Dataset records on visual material
_____
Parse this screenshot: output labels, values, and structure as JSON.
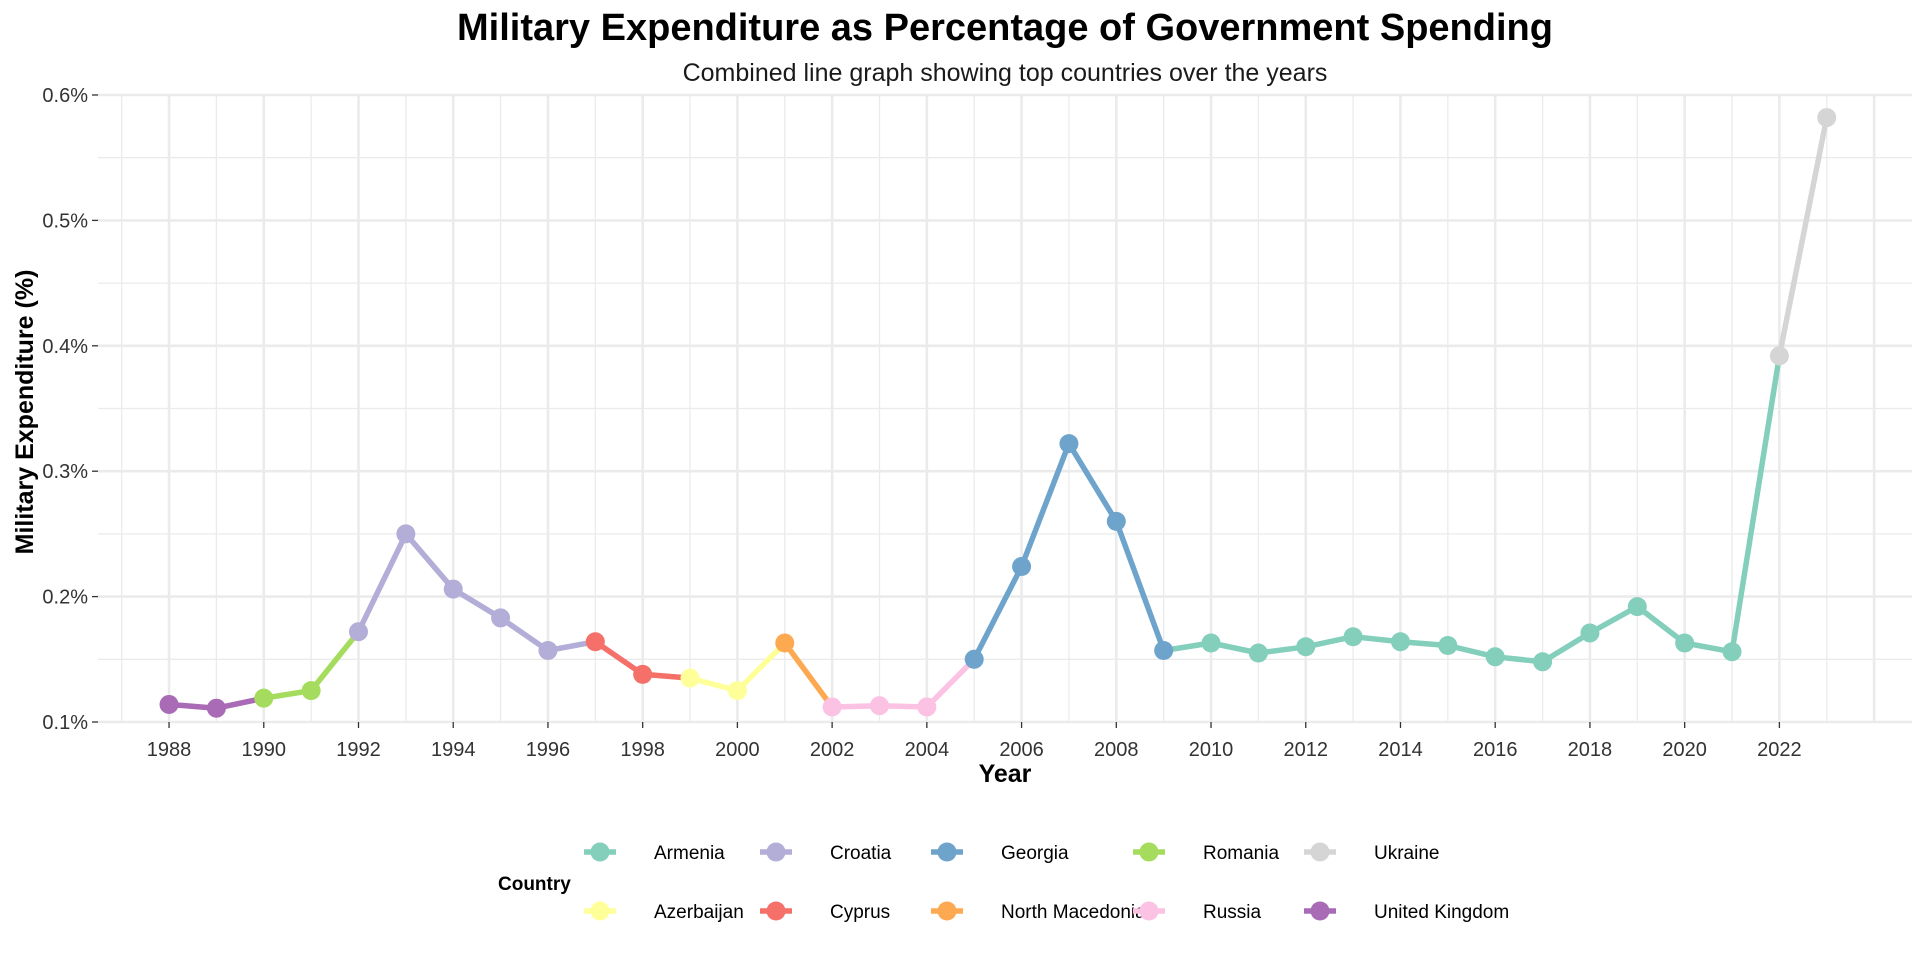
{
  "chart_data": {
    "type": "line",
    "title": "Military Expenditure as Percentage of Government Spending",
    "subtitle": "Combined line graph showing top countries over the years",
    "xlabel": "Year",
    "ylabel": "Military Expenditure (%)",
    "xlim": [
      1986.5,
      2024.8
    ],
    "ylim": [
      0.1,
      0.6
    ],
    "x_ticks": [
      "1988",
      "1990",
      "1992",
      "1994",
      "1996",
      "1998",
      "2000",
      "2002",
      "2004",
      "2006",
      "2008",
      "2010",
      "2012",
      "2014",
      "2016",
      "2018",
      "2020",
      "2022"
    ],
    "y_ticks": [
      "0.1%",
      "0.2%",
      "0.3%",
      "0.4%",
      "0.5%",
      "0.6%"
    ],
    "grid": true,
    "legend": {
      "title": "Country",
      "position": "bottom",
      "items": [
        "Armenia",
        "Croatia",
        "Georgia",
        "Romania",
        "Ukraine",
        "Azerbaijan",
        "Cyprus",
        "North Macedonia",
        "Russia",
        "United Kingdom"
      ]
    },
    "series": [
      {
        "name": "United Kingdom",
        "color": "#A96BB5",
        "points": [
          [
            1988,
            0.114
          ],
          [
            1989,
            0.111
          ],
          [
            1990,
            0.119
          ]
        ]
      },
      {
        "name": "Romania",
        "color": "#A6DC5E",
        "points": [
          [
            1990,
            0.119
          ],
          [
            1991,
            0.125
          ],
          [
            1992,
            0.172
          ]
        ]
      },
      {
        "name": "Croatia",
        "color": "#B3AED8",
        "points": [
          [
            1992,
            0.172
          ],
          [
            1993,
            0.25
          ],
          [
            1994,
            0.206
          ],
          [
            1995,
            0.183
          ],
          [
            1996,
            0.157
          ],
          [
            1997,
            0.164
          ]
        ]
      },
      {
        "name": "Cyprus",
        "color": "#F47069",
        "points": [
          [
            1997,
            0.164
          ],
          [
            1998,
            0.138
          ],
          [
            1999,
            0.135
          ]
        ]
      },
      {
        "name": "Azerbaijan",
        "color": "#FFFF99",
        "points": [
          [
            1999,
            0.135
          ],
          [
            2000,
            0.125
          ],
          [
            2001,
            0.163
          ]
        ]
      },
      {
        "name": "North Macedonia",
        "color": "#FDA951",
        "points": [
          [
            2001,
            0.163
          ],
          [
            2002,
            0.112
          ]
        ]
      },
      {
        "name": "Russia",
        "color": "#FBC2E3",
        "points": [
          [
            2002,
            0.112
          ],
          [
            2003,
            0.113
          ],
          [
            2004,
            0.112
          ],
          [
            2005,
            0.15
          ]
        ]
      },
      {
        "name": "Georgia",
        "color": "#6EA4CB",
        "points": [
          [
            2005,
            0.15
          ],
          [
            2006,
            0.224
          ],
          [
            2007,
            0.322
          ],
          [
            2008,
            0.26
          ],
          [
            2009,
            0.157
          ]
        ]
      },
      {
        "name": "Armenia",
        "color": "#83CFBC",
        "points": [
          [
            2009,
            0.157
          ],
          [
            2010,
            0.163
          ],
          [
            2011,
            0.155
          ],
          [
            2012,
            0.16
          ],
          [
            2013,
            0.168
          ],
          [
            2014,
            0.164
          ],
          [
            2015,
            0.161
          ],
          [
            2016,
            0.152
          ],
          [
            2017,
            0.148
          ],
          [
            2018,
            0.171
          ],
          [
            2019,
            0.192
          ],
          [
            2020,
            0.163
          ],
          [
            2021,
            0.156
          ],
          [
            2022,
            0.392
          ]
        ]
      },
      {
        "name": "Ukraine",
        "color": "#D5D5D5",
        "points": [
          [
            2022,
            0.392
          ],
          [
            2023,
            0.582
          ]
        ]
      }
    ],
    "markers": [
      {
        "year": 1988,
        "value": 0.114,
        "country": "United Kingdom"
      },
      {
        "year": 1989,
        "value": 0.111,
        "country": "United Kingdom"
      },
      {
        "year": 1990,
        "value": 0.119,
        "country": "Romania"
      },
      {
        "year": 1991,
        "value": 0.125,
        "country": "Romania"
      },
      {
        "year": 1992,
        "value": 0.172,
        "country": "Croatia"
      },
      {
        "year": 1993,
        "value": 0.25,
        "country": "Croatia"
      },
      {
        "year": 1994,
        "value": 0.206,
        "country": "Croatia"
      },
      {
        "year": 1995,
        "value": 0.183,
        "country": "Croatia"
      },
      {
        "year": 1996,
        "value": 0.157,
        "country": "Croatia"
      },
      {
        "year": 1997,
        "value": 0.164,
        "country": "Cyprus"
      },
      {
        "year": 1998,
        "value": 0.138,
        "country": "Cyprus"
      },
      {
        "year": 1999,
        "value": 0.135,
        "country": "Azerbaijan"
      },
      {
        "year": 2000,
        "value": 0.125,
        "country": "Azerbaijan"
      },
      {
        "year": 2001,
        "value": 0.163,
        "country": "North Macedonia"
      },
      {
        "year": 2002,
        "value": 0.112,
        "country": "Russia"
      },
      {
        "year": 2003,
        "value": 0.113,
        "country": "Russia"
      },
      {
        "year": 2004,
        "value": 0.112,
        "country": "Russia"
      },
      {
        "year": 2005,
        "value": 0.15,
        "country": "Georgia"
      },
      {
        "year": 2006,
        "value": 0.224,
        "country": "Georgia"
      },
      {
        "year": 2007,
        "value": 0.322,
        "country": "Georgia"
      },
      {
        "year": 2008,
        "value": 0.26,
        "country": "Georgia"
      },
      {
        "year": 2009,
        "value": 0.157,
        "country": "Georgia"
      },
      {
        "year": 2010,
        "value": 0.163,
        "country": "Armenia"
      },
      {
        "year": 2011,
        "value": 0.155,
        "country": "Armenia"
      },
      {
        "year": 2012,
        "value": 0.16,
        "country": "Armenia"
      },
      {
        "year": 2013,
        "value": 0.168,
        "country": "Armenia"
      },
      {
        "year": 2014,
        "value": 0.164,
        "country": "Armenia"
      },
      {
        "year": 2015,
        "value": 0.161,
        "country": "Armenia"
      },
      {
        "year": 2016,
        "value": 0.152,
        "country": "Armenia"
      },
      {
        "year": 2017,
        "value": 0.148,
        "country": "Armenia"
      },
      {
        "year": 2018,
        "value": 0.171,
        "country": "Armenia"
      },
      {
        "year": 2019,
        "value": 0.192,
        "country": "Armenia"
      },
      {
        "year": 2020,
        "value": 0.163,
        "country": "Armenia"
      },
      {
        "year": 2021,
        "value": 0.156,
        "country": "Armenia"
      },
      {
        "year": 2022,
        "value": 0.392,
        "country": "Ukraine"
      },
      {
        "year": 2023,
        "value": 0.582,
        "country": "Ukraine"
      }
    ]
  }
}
_____
__Exercise instructions__
Search the data above for the string "Military" and copy each line that has it.

__Completed task__
    "title": "Military Expenditure as Percentage of Government Spending",
    "ylabel": "Military Expenditure (%)",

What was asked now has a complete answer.